===== RECORDS SUPPLIED =====
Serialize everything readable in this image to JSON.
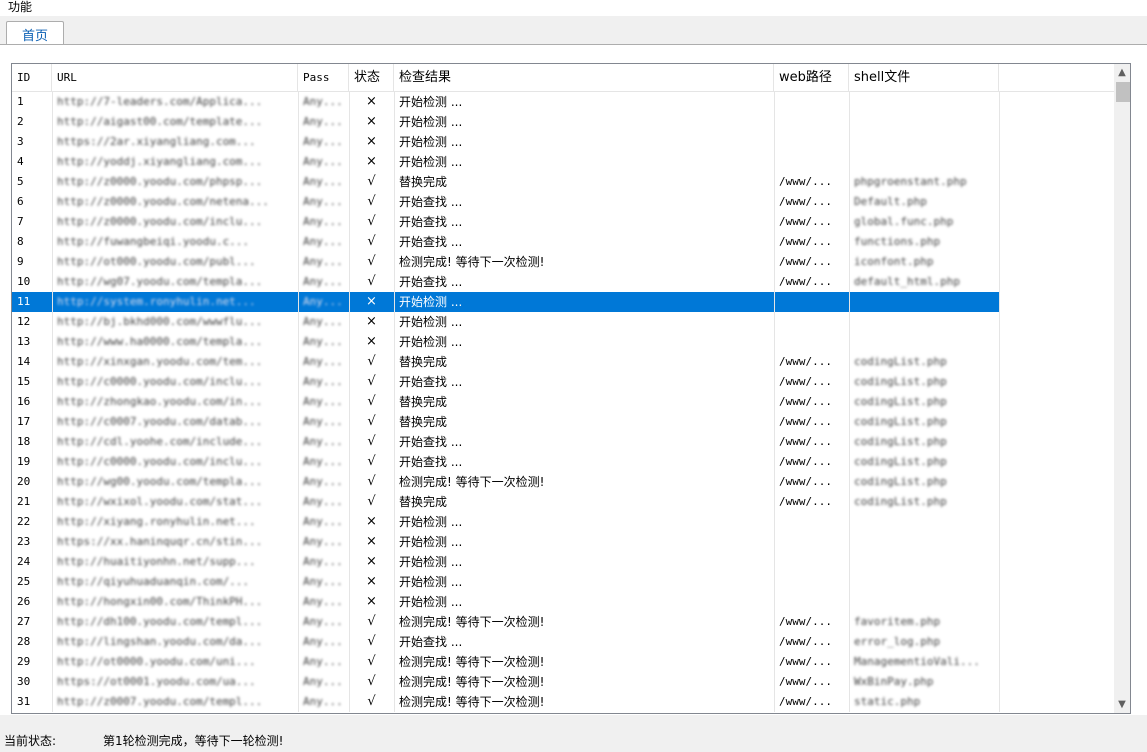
{
  "menu": {
    "function": "功能"
  },
  "tabs": [
    {
      "label": "首页"
    }
  ],
  "columns": {
    "id": "ID",
    "url": "URL",
    "pass": "Pass",
    "status": "状态",
    "result": "检查结果",
    "web": "web路径",
    "shell": "shell文件"
  },
  "rows": [
    {
      "id": "1",
      "url": "http://7-leaders.com/Applica...",
      "pass": "Any...",
      "status": "×",
      "result": "开始检测 ...",
      "web": "",
      "shell": ""
    },
    {
      "id": "2",
      "url": "http://aigast00.com/template...",
      "pass": "Any...",
      "status": "×",
      "result": "开始检测 ...",
      "web": "",
      "shell": ""
    },
    {
      "id": "3",
      "url": "https://2ar.xiyangliang.com...",
      "pass": "Any...",
      "status": "×",
      "result": "开始检测 ...",
      "web": "",
      "shell": ""
    },
    {
      "id": "4",
      "url": "http://yoddj.xiyangliang.com...",
      "pass": "Any...",
      "status": "×",
      "result": "开始检测 ...",
      "web": "",
      "shell": ""
    },
    {
      "id": "5",
      "url": "http://z0000.yoodu.com/phpsp...",
      "pass": "Any...",
      "status": "√",
      "result": "替换完成",
      "web": "/www/...",
      "shell": "phpgroenstant.php"
    },
    {
      "id": "6",
      "url": "http://z0000.yoodu.com/netena...",
      "pass": "Any...",
      "status": "√",
      "result": "开始查找 ...",
      "web": "/www/...",
      "shell": "Default.php"
    },
    {
      "id": "7",
      "url": "http://z0000.yoodu.com/inclu...",
      "pass": "Any...",
      "status": "√",
      "result": "开始查找 ...",
      "web": "/www/...",
      "shell": "global.func.php"
    },
    {
      "id": "8",
      "url": "http://fuwangbeiqi.yoodu.c...",
      "pass": "Any...",
      "status": "√",
      "result": "开始查找 ...",
      "web": "/www/...",
      "shell": "functions.php"
    },
    {
      "id": "9",
      "url": "http://ot000.yoodu.com/publ...",
      "pass": "Any...",
      "status": "√",
      "result": "检测完成! 等待下一次检测!",
      "web": "/www/...",
      "shell": "iconfont.php"
    },
    {
      "id": "10",
      "url": "http://wg07.yoodu.com/templa...",
      "pass": "Any...",
      "status": "√",
      "result": "开始查找 ...",
      "web": "/www/...",
      "shell": "default_html.php"
    },
    {
      "id": "11",
      "url": "http://system.ronyhulin.net...",
      "pass": "Any...",
      "status": "×",
      "result": "开始检测 ...",
      "web": "",
      "shell": "",
      "selected": true
    },
    {
      "id": "12",
      "url": "http://bj.bkhd000.com/wwwflu...",
      "pass": "Any...",
      "status": "×",
      "result": "开始检测 ...",
      "web": "",
      "shell": ""
    },
    {
      "id": "13",
      "url": "http://www.ha0000.com/templa...",
      "pass": "Any...",
      "status": "×",
      "result": "开始检测 ...",
      "web": "",
      "shell": ""
    },
    {
      "id": "14",
      "url": "http://xinxgan.yoodu.com/tem...",
      "pass": "Any...",
      "status": "√",
      "result": "替换完成",
      "web": "/www/...",
      "shell": "codingList.php"
    },
    {
      "id": "15",
      "url": "http://c0000.yoodu.com/inclu...",
      "pass": "Any...",
      "status": "√",
      "result": "开始查找 ...",
      "web": "/www/...",
      "shell": "codingList.php"
    },
    {
      "id": "16",
      "url": "http://zhongkao.yoodu.com/in...",
      "pass": "Any...",
      "status": "√",
      "result": "替换完成",
      "web": "/www/...",
      "shell": "codingList.php"
    },
    {
      "id": "17",
      "url": "http://c0007.yoodu.com/datab...",
      "pass": "Any...",
      "status": "√",
      "result": "替换完成",
      "web": "/www/...",
      "shell": "codingList.php"
    },
    {
      "id": "18",
      "url": "http://cdl.yoohe.com/include...",
      "pass": "Any...",
      "status": "√",
      "result": "开始查找 ...",
      "web": "/www/...",
      "shell": "codingList.php"
    },
    {
      "id": "19",
      "url": "http://c0000.yoodu.com/inclu...",
      "pass": "Any...",
      "status": "√",
      "result": "开始查找 ...",
      "web": "/www/...",
      "shell": "codingList.php"
    },
    {
      "id": "20",
      "url": "http://wg00.yoodu.com/templa...",
      "pass": "Any...",
      "status": "√",
      "result": "检测完成! 等待下一次检测!",
      "web": "/www/...",
      "shell": "codingList.php"
    },
    {
      "id": "21",
      "url": "http://wxixol.yoodu.com/stat...",
      "pass": "Any...",
      "status": "√",
      "result": "替换完成",
      "web": "/www/...",
      "shell": "codingList.php"
    },
    {
      "id": "22",
      "url": "http://xiyang.ronyhulin.net...",
      "pass": "Any...",
      "status": "×",
      "result": "开始检测 ...",
      "web": "",
      "shell": ""
    },
    {
      "id": "23",
      "url": "https://xx.haninquqr.cn/stin...",
      "pass": "Any...",
      "status": "×",
      "result": "开始检测 ...",
      "web": "",
      "shell": ""
    },
    {
      "id": "24",
      "url": "http://huaitiyonhn.net/supp...",
      "pass": "Any...",
      "status": "×",
      "result": "开始检测 ...",
      "web": "",
      "shell": ""
    },
    {
      "id": "25",
      "url": "http://qiyuhuaduanqin.com/...",
      "pass": "Any...",
      "status": "×",
      "result": "开始检测 ...",
      "web": "",
      "shell": ""
    },
    {
      "id": "26",
      "url": "http://hongxin00.com/ThinkPH...",
      "pass": "Any...",
      "status": "×",
      "result": "开始检测 ...",
      "web": "",
      "shell": ""
    },
    {
      "id": "27",
      "url": "http://dh100.yoodu.com/templ...",
      "pass": "Any...",
      "status": "√",
      "result": "检测完成! 等待下一次检测!",
      "web": "/www/...",
      "shell": "favoritem.php"
    },
    {
      "id": "28",
      "url": "http://lingshan.yoodu.com/da...",
      "pass": "Any...",
      "status": "√",
      "result": "开始查找 ...",
      "web": "/www/...",
      "shell": "error_log.php"
    },
    {
      "id": "29",
      "url": "http://ot0000.yoodu.com/uni...",
      "pass": "Any...",
      "status": "√",
      "result": "检测完成! 等待下一次检测!",
      "web": "/www/...",
      "shell": "ManagementioVali..."
    },
    {
      "id": "30",
      "url": "https://ot0001.yoodu.com/ua...",
      "pass": "Any...",
      "status": "√",
      "result": "检测完成! 等待下一次检测!",
      "web": "/www/...",
      "shell": "WxBinPay.php"
    },
    {
      "id": "31",
      "url": "http://z0007.yoodu.com/templ...",
      "pass": "Any...",
      "status": "√",
      "result": "检测完成! 等待下一次检测!",
      "web": "/www/...",
      "shell": "static.php"
    }
  ],
  "status": {
    "label": "当前状态:",
    "text": "第1轮检测完成，等待下一轮检测!"
  },
  "scrollbar": {
    "up": "▲",
    "down": "▼"
  }
}
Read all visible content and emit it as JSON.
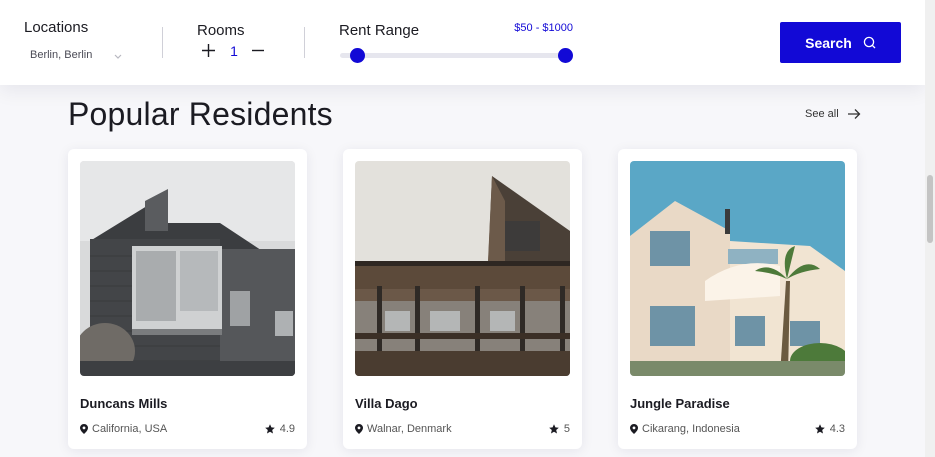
{
  "search": {
    "locations_label": "Locations",
    "location_value": "Berlin, Berlin",
    "rooms_label": "Rooms",
    "rooms_count": "1",
    "rent_label": "Rent Range",
    "rent_value": "$50 - $1000",
    "rent_range_fraction": [
      0,
      1
    ],
    "search_button_label": "Search"
  },
  "section": {
    "title": "Popular Residents",
    "see_all_label": "See all"
  },
  "residents": [
    {
      "name": "Duncans Mills",
      "location": "California, USA",
      "rating": "4.9"
    },
    {
      "name": "Villa Dago",
      "location": "Walnar, Denmark",
      "rating": "5"
    },
    {
      "name": "Jungle Paradise",
      "location": "Cikarang, Indonesia",
      "rating": "4.3"
    }
  ],
  "colors": {
    "accent": "#1209d6",
    "background": "#f7f7fa",
    "card": "#ffffff"
  },
  "icons": [
    "chevron-down-icon",
    "plus-icon",
    "minus-icon",
    "search-icon",
    "arrow-right-icon",
    "location-pin-icon",
    "star-icon"
  ]
}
=====
*EXERCISE AIM*. State how many lines of the entries above include the word "name", offering no text other than the number.

*RESULT OF THE TASK*. 3